DATA ENTRIES

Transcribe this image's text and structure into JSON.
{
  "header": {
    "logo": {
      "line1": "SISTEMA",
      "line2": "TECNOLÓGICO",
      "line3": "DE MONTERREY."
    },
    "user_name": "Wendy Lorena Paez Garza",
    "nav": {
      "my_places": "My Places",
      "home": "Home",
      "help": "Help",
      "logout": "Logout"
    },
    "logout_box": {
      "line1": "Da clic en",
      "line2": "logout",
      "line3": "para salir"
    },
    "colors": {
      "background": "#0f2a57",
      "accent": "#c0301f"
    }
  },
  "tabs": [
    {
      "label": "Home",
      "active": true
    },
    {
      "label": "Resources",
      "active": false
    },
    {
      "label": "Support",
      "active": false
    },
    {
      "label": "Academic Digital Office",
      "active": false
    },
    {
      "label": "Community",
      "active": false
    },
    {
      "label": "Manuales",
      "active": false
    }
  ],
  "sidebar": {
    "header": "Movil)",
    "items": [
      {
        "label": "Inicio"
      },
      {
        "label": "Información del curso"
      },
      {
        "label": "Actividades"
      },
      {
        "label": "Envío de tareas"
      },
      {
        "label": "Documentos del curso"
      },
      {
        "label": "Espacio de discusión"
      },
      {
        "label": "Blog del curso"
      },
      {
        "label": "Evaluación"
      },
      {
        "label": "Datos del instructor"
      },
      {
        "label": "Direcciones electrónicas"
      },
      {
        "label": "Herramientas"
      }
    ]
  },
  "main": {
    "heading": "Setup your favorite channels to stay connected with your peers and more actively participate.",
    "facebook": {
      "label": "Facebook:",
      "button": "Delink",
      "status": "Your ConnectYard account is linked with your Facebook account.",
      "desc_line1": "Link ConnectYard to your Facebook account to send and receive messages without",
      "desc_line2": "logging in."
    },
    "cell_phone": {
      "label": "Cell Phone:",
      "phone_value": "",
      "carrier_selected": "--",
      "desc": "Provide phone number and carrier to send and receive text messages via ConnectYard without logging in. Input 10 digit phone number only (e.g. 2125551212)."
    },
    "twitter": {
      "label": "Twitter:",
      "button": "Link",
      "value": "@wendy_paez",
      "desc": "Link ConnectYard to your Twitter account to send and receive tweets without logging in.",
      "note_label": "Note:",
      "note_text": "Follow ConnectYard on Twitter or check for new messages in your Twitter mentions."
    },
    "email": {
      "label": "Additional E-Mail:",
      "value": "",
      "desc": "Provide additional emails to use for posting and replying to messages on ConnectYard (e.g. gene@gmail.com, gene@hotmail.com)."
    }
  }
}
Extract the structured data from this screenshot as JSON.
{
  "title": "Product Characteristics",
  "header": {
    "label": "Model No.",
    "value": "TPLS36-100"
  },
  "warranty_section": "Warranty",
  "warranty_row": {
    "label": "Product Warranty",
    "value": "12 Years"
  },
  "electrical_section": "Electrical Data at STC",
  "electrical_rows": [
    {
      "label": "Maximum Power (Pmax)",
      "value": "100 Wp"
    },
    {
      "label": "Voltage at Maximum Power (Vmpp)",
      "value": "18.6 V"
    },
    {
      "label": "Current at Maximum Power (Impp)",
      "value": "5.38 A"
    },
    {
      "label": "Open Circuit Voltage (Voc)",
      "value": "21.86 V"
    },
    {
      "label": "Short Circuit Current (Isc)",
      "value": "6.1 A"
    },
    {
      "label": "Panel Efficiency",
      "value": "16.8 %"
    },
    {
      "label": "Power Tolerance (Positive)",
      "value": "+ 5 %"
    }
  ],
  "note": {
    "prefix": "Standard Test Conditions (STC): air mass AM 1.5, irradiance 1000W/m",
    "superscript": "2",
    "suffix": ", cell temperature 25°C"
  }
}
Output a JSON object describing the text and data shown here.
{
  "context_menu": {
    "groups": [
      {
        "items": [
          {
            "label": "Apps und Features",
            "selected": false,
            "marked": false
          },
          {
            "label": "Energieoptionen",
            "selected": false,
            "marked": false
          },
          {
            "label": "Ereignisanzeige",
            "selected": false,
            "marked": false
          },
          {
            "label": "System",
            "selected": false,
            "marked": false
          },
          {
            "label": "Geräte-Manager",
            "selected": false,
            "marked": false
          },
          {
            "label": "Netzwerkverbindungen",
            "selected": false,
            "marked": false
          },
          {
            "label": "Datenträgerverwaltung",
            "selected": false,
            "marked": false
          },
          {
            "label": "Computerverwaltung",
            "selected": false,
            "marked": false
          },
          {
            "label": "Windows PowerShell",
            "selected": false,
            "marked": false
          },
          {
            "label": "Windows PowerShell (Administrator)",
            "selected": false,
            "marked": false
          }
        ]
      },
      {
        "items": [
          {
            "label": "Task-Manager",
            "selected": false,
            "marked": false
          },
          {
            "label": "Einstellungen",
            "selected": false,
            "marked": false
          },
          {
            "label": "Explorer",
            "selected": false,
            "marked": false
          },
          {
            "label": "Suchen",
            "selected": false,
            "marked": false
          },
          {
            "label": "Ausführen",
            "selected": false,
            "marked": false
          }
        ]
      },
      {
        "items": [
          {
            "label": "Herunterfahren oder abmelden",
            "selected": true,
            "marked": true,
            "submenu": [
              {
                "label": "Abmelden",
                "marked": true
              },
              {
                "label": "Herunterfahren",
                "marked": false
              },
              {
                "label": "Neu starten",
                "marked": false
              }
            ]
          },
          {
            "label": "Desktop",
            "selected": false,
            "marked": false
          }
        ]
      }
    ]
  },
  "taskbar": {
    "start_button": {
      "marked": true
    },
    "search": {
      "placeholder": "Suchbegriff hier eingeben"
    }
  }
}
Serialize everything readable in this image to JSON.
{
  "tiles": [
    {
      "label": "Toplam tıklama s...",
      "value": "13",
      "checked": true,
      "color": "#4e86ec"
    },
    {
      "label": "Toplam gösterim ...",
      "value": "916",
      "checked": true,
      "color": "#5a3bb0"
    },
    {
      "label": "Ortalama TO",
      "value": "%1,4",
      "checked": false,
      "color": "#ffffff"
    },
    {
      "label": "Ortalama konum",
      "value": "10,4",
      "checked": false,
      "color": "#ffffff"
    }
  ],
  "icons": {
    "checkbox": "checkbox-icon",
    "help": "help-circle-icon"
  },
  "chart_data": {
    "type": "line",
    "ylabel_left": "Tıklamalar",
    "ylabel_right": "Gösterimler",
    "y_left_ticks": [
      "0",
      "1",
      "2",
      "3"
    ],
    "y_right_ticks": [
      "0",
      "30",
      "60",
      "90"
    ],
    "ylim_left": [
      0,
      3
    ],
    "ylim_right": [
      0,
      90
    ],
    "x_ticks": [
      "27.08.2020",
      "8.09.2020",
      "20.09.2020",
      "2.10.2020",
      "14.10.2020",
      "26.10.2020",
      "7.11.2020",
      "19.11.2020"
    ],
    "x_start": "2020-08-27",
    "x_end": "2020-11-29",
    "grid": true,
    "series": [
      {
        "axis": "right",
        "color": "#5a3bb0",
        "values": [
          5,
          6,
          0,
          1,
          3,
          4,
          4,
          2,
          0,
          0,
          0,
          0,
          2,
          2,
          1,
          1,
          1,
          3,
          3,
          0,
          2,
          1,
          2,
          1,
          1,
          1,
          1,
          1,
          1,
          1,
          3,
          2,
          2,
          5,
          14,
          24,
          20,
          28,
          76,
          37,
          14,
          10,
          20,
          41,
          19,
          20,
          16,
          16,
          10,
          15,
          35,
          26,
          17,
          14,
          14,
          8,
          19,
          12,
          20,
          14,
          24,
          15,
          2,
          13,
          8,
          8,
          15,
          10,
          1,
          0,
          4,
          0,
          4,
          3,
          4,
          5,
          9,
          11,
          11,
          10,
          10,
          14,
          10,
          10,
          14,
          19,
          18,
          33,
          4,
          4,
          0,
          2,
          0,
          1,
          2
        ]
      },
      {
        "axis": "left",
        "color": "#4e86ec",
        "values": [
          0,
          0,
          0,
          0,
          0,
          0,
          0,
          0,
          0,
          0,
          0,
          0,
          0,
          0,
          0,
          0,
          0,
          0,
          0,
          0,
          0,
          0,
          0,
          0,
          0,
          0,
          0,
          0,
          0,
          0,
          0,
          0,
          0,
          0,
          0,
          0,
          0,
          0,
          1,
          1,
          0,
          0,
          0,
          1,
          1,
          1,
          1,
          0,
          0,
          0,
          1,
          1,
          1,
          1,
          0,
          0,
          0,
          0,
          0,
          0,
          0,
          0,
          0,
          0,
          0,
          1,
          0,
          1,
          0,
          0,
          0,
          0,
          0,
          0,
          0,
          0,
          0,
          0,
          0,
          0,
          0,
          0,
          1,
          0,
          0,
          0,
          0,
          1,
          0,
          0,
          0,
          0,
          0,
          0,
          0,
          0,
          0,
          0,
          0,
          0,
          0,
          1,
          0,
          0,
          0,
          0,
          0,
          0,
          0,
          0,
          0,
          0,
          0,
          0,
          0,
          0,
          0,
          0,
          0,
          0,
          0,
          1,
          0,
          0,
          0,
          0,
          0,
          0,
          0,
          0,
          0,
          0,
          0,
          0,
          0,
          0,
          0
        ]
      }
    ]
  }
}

WRITTEN PROBLEM
In the records above, find each line that holds the word "Herunterfahren"; copy all such lines.

TASK RESULT
            "label": "Herunterfahren oder abmelden",
                "label": "Herunterfahren",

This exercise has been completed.